>> begin EXERCISE INPUTS

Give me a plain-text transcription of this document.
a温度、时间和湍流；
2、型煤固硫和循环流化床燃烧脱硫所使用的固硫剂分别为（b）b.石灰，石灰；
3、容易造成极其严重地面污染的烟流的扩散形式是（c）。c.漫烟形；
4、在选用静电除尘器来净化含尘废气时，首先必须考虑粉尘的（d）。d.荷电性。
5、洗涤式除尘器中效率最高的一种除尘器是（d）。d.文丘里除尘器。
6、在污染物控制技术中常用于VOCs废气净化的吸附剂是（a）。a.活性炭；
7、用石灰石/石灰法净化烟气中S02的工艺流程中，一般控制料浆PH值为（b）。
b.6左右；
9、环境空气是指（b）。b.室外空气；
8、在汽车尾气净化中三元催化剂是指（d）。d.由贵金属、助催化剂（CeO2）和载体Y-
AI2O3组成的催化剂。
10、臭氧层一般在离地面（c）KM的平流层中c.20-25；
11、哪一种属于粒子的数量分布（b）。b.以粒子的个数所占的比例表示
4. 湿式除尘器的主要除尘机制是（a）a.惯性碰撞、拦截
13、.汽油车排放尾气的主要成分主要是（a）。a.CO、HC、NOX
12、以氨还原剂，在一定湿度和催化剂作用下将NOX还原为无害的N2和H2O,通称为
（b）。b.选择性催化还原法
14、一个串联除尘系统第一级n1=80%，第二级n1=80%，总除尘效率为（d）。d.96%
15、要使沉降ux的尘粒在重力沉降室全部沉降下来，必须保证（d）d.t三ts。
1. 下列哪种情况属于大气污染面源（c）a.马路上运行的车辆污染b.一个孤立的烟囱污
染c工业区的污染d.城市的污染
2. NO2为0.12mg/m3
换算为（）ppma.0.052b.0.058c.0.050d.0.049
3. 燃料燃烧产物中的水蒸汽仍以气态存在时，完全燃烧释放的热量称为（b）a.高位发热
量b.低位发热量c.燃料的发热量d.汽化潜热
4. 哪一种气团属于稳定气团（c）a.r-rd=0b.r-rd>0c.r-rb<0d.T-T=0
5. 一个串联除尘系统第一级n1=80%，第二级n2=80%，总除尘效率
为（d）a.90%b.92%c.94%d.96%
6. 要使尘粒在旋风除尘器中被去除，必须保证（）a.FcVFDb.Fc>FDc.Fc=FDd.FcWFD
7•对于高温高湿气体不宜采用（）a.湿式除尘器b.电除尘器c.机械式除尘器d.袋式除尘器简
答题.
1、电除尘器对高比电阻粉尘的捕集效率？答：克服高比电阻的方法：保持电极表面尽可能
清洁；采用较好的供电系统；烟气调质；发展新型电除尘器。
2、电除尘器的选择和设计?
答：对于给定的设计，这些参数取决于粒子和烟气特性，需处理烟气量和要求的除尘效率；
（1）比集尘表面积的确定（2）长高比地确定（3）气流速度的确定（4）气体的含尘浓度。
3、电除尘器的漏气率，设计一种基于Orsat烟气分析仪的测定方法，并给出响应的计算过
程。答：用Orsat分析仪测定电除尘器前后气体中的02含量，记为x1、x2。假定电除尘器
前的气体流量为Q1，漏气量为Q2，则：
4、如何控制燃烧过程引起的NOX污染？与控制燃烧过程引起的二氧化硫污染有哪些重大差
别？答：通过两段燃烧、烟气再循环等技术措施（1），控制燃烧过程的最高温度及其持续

>> end EXERCISE INPUTS

GOAL — Filter out every line that lacks the word "必须保证", and copy the rest.

OUTPUT —
15、要使沉降ux的尘粒在重力沉降室全部沉降下来，必须保证（d）d.t三ts。
6. 要使尘粒在旋风除尘器中被去除，必须保证（）a.FcVFDb.Fc>FDc.Fc=FDd.FcWFD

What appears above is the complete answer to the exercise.